• **THE EXERCISE**
Exact copies are required of the lines from the line containing "Decode this chart: output" through the final line of the listing, both included, and of no other lines.

• **SUPPLIED RECORDS**
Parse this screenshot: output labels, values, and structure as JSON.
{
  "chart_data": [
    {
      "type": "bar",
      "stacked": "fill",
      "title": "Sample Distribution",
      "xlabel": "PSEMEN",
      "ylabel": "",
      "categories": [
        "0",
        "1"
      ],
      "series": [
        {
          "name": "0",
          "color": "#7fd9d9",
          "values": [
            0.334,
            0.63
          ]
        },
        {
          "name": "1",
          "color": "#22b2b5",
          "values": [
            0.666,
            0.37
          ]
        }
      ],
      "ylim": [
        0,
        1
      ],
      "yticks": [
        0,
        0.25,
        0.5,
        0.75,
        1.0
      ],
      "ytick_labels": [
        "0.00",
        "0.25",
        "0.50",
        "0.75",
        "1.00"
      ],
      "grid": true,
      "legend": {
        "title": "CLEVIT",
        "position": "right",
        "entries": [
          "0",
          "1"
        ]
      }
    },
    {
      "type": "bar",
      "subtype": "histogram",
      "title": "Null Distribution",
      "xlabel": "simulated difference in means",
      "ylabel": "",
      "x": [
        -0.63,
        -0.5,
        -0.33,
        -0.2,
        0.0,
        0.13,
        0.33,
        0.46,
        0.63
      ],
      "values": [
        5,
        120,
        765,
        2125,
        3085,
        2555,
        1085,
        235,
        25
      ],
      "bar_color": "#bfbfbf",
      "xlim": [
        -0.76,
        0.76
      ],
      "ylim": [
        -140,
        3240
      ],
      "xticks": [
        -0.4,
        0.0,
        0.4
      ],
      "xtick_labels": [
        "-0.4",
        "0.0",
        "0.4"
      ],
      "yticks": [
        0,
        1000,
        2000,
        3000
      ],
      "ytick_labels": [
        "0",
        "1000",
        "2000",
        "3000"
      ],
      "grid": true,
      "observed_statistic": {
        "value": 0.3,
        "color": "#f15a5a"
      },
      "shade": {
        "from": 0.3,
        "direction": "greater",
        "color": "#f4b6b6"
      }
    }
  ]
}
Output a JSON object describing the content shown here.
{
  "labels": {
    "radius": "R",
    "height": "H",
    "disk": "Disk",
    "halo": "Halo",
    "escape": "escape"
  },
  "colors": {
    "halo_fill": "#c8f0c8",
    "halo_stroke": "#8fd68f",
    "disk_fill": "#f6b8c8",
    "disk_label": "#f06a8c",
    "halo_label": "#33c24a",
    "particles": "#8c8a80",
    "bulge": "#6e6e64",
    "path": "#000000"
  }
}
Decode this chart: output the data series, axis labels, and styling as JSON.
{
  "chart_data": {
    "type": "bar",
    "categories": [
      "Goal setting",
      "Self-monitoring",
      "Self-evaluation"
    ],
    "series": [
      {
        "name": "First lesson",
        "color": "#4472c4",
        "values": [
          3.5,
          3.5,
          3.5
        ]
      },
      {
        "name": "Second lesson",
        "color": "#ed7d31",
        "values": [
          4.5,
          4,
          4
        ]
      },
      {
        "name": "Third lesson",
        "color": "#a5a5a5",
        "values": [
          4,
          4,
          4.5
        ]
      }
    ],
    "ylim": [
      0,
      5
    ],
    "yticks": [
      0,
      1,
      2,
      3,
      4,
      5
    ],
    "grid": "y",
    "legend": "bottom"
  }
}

• **REPLY TO THE TASK**
Decode this chart: output the data series, axis labels, and styling as JSON.
{
  "chart_data": {
    "type": "bar",
    "categories": [
      "Goal setting",
      "Self-monitoring",
      "Self-evaluation"
    ],
    "series": [
      {
        "name": "First lesson",
        "color": "#4472c4",
        "values": [
          3.5,
          3.5,
          3.5
        ]
      },
      {
        "name": "Second lesson",
        "color": "#ed7d31",
        "values": [
          4.5,
          4,
          4
        ]
      },
      {
        "name": "Third lesson",
        "color": "#a5a5a5",
        "values": [
          4,
          4,
          4.5
        ]
      }
    ],
    "ylim": [
      0,
      5
    ],
    "yticks": [
      0,
      1,
      2,
      3,
      4,
      5
    ],
    "grid": "y",
    "legend": "bottom"
  }
}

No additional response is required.